[DATA PROVIDED Boundary: Start]

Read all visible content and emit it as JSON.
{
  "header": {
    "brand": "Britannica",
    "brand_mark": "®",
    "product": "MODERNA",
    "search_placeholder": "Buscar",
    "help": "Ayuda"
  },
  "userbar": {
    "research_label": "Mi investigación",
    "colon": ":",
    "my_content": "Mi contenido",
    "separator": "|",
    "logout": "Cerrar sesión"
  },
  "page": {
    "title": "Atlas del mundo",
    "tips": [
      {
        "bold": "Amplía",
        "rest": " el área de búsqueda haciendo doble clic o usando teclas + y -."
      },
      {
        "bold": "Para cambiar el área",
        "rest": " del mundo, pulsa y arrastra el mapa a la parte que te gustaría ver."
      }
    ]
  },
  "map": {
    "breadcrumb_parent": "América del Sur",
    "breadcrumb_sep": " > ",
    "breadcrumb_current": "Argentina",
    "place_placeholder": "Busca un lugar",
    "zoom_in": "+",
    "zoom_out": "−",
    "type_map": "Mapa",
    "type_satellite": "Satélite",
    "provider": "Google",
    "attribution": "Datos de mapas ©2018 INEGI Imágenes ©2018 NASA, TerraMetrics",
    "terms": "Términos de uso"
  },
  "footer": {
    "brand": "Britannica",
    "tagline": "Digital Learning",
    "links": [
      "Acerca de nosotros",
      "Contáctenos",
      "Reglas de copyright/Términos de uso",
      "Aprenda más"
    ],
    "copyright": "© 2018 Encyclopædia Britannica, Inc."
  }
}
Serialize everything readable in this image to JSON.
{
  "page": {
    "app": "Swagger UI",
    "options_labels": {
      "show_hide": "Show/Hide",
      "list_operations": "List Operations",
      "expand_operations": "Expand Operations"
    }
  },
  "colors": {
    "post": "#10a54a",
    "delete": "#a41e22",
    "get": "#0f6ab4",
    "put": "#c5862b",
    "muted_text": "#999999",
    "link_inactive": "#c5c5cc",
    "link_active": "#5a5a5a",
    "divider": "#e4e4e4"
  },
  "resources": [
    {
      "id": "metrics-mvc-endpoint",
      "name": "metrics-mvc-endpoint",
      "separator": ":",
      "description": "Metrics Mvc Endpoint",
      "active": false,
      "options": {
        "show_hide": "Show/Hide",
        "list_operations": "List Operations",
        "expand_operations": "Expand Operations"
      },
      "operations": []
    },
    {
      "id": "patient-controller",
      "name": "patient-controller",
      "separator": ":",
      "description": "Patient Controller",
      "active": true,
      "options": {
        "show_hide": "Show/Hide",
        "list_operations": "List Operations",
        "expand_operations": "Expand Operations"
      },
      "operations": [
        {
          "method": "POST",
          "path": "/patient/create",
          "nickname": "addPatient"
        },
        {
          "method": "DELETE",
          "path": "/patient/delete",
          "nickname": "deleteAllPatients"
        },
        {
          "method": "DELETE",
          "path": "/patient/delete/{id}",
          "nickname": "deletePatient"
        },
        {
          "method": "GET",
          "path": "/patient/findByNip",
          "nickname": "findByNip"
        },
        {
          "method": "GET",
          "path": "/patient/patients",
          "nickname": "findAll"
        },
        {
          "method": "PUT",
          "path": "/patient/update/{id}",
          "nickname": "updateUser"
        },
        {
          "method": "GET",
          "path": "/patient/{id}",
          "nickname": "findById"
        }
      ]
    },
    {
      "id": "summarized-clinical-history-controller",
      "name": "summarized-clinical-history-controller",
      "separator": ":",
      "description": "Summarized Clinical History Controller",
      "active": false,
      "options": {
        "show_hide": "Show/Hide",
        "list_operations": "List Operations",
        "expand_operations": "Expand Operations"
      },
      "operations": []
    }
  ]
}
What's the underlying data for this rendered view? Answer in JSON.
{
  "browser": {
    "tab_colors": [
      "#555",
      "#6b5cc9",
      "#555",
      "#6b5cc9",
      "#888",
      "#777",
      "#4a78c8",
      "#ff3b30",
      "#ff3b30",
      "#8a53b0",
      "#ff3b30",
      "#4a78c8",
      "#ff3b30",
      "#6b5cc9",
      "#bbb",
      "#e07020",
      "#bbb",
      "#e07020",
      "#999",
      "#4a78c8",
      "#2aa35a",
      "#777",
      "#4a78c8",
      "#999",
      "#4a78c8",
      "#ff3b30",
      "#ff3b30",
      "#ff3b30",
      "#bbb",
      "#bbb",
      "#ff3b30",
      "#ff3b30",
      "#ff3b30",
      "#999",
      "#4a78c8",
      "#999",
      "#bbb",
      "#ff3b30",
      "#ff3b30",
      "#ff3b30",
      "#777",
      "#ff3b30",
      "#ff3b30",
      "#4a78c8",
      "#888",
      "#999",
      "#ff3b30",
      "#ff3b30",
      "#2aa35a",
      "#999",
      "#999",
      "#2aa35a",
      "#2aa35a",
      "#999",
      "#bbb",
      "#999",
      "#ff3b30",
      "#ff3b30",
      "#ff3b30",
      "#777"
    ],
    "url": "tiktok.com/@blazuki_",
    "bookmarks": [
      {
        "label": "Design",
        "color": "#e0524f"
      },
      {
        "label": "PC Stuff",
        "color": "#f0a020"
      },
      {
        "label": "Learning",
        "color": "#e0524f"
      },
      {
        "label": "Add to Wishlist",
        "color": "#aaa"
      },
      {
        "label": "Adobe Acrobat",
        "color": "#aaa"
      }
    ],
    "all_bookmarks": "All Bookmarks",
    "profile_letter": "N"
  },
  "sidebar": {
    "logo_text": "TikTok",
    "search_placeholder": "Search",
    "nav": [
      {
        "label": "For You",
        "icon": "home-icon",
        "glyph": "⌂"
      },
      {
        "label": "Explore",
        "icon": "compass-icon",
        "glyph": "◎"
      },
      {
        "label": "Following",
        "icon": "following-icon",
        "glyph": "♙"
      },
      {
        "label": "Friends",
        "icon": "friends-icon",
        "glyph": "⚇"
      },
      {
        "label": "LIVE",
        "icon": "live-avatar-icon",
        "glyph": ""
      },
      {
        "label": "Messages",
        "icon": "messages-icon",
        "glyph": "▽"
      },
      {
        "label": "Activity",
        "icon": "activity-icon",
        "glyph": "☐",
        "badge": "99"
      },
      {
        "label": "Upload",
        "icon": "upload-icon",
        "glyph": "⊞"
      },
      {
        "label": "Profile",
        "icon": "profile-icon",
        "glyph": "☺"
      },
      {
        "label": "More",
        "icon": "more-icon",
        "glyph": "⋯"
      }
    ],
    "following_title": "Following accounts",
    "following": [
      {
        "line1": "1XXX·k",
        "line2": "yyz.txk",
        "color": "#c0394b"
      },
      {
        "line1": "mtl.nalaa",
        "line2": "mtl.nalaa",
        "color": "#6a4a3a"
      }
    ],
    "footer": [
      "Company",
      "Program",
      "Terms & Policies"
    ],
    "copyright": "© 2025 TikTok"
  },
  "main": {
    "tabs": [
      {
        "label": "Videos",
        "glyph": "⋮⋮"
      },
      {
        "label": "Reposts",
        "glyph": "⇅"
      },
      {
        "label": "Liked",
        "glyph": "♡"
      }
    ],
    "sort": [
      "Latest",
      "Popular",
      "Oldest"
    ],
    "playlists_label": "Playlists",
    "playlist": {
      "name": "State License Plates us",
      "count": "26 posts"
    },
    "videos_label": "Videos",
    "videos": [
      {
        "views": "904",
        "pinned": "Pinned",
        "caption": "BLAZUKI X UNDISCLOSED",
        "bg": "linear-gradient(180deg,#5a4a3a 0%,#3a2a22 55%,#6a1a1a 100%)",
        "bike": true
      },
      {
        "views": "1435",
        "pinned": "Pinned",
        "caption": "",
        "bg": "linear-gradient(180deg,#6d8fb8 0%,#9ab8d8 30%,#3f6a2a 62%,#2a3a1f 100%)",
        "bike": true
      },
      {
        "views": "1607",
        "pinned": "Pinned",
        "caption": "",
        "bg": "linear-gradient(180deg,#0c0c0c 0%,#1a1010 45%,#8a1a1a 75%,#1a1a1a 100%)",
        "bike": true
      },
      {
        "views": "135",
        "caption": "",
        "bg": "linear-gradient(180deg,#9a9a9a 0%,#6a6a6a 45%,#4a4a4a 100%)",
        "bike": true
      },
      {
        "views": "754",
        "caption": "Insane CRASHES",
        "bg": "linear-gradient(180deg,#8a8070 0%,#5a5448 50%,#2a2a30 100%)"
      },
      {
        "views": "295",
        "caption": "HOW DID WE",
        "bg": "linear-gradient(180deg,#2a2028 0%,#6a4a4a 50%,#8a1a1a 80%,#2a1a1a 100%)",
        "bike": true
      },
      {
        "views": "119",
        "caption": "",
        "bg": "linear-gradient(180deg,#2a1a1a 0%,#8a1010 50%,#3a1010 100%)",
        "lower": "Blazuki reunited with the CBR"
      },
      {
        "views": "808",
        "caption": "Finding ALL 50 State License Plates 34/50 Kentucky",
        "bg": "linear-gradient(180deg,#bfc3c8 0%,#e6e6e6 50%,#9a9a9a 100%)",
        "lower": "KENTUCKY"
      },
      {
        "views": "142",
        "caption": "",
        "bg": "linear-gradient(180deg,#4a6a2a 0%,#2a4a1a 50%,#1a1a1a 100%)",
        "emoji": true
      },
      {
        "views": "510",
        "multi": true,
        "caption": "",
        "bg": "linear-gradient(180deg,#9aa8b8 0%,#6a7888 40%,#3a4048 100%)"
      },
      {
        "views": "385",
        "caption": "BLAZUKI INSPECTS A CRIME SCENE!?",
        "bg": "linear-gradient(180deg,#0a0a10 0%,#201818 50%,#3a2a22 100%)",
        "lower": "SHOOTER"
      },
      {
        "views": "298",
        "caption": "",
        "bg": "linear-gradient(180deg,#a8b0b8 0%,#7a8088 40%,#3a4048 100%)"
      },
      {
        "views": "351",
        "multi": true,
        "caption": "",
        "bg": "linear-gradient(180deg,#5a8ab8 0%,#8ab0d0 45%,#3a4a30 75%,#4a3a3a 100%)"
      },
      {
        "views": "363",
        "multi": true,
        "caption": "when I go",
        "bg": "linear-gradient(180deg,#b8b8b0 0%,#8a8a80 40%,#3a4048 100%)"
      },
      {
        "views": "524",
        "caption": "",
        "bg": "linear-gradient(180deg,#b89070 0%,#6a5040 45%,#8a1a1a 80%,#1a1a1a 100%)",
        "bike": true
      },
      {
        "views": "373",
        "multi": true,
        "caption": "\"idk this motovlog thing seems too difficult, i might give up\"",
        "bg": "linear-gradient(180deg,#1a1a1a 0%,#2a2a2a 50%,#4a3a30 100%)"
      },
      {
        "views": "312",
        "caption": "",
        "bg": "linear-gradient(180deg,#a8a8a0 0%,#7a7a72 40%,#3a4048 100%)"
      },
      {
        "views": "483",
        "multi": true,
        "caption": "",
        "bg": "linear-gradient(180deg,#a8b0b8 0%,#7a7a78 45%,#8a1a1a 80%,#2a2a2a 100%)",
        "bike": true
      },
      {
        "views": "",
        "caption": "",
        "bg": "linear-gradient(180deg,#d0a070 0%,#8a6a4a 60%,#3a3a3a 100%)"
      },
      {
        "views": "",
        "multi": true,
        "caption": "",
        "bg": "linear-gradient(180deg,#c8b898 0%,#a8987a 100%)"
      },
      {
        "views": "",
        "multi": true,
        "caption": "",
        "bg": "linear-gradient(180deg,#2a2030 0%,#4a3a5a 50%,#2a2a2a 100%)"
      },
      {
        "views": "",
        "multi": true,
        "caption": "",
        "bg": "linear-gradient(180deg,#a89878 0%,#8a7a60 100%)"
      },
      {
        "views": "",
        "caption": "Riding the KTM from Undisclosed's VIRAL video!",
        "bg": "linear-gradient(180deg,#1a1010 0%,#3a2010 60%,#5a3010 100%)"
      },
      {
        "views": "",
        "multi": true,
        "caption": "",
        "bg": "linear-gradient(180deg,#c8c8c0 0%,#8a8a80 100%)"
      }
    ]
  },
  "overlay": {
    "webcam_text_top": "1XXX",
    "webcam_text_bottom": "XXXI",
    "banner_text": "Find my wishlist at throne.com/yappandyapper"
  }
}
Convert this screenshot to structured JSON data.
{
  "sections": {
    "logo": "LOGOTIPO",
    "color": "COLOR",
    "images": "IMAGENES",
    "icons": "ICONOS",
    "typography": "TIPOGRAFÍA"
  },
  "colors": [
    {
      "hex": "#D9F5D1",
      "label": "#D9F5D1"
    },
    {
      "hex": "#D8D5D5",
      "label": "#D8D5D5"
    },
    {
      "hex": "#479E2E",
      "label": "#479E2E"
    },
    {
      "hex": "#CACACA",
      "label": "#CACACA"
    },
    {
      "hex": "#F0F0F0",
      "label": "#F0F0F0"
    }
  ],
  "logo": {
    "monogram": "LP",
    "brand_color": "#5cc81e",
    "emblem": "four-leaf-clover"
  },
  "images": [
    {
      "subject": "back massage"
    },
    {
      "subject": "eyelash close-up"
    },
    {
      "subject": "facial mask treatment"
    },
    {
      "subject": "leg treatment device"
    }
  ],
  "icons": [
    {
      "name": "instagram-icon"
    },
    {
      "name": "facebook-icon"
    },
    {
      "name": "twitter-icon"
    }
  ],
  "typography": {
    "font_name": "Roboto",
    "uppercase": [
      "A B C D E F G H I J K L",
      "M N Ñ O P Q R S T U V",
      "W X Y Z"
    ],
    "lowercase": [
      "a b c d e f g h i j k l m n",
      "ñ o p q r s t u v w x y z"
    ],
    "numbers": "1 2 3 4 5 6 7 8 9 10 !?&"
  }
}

[DATA PROVIDED Boundary: End]

TASK: Extract, from the listing above, every line where the string "description" occurs.

WRITTEN SOLUTION:
      "description": "Metrics Mvc Endpoint",
      "description": "Patient Controller",
      "description": "Summarized Clinical History Controller",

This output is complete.